— START Material for the task —

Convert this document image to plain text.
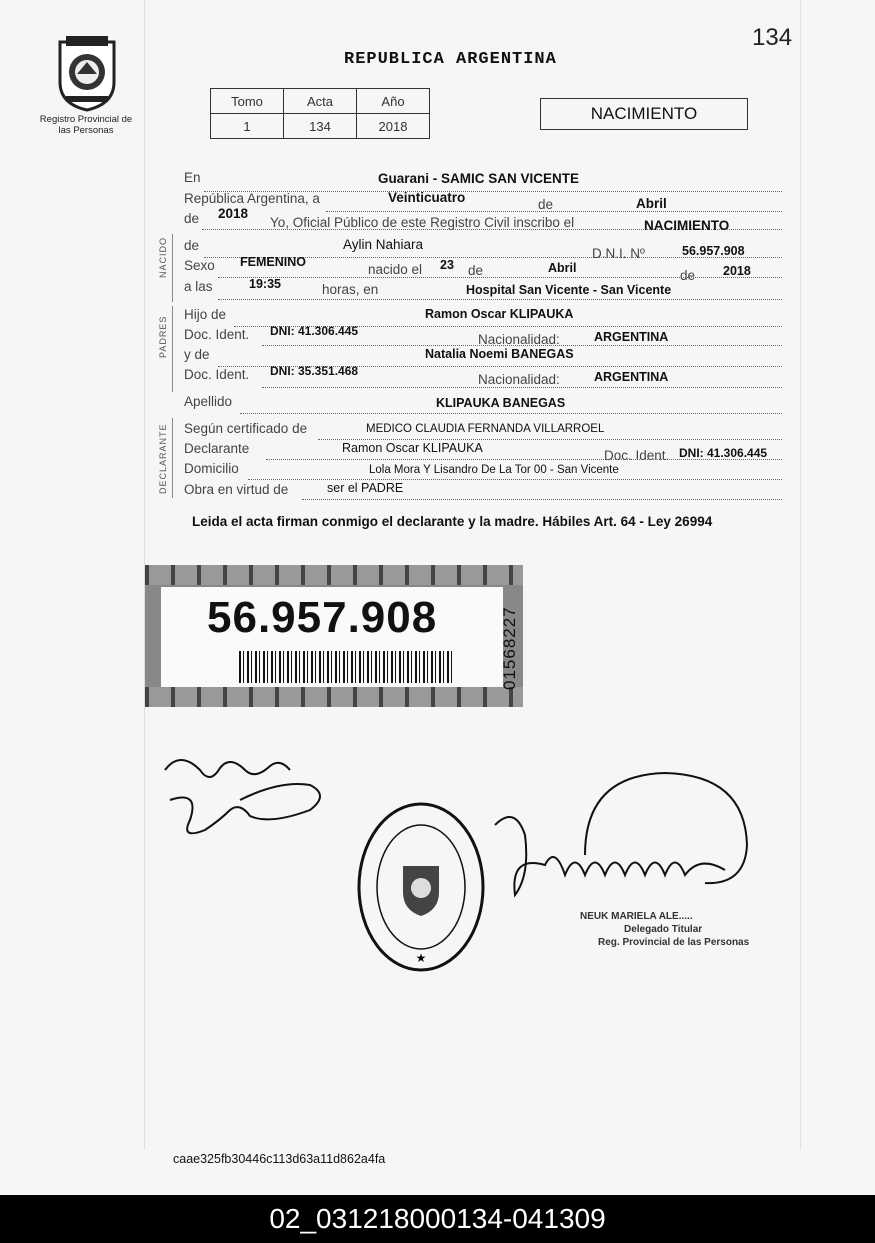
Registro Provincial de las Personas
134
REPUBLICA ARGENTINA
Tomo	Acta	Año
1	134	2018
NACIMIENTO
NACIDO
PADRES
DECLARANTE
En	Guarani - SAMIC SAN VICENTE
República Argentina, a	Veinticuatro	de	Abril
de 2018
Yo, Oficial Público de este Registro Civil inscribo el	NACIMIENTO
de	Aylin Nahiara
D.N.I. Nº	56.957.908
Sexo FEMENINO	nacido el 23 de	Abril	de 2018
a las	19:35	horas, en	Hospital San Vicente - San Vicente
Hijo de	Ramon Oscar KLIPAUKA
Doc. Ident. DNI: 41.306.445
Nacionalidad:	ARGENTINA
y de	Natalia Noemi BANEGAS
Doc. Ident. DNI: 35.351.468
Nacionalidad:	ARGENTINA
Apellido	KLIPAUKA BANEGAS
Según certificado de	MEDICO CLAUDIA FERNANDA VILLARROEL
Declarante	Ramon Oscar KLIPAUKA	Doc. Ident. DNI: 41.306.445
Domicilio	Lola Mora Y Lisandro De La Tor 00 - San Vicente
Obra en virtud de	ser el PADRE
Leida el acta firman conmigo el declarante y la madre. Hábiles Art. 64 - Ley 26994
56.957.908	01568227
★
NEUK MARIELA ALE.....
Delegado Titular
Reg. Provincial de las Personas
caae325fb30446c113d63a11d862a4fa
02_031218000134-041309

— END Material for the task —
— START Material for the task —

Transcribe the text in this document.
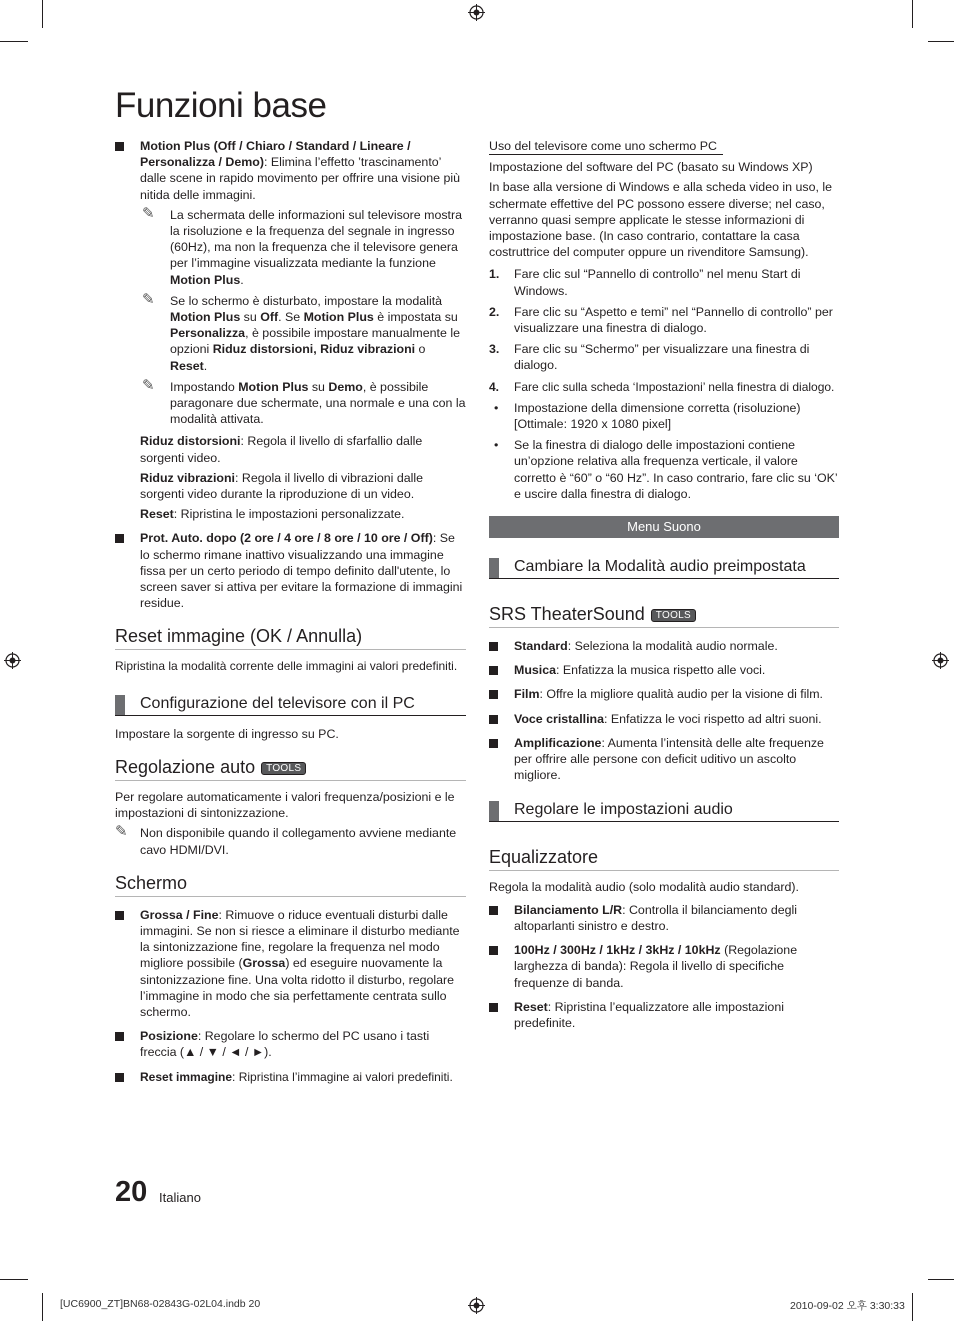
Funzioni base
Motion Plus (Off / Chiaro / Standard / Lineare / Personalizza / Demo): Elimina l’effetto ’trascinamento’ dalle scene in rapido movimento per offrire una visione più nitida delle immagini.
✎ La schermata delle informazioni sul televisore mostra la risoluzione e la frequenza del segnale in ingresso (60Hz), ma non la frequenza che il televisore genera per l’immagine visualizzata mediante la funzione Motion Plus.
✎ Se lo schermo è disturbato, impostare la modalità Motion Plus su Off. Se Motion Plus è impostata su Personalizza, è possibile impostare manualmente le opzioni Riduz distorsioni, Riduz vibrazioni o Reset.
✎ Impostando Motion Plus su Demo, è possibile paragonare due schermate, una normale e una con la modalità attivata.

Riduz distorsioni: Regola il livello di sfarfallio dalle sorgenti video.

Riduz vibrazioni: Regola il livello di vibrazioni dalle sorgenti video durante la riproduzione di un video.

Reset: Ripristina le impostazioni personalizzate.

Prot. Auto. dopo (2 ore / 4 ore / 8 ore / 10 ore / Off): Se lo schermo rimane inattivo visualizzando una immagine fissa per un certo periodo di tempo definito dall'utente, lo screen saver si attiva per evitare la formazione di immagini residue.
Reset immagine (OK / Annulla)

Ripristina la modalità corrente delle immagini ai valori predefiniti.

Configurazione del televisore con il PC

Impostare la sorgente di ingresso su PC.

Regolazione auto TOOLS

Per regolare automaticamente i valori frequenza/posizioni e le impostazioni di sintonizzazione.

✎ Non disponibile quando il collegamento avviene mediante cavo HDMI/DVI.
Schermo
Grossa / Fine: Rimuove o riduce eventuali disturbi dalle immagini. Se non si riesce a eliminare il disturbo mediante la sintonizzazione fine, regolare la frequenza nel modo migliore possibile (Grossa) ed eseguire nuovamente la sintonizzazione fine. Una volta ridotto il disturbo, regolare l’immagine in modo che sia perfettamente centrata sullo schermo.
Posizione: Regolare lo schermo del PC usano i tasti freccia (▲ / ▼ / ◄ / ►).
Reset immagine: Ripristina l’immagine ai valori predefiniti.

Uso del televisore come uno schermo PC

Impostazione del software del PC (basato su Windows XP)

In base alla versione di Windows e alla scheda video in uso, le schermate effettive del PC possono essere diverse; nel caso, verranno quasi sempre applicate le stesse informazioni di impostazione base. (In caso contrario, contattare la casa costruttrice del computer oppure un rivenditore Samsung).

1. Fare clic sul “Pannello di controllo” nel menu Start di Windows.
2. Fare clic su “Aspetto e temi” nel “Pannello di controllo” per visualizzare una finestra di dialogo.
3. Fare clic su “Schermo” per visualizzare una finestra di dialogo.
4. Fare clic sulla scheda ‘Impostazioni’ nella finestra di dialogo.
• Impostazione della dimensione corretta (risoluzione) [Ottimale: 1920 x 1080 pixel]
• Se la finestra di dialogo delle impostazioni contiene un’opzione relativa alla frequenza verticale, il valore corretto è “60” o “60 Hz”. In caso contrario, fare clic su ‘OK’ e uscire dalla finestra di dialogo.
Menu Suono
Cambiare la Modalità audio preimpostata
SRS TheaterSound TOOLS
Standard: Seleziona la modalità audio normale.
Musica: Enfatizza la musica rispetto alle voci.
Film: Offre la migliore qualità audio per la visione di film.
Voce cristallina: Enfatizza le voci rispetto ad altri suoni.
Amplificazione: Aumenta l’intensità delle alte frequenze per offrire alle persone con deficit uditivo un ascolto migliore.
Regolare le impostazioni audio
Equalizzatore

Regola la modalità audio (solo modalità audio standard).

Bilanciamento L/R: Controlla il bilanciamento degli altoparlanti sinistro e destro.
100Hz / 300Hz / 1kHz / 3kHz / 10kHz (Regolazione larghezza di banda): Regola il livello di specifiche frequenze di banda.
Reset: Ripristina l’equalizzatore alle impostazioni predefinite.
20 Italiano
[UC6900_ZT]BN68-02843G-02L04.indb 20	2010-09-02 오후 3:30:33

— END Material for the task —
— START Material for the task —

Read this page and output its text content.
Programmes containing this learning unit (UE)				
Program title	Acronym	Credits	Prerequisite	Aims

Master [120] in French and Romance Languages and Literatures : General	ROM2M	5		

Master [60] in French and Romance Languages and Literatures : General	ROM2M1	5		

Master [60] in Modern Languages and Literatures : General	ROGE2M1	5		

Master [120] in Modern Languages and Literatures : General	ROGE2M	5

— END Material for the task —

> _Do this_:
Search the material above for "Ident". Pull out each line where it shows up.

> _Solved problem_:
Doc. Ident. DNI: 41.306.445
Doc. Ident. DNI: 35.351.468
Declarante	Ramon Oscar KLIPAUKA	Doc. Ident. DNI: 41.306.445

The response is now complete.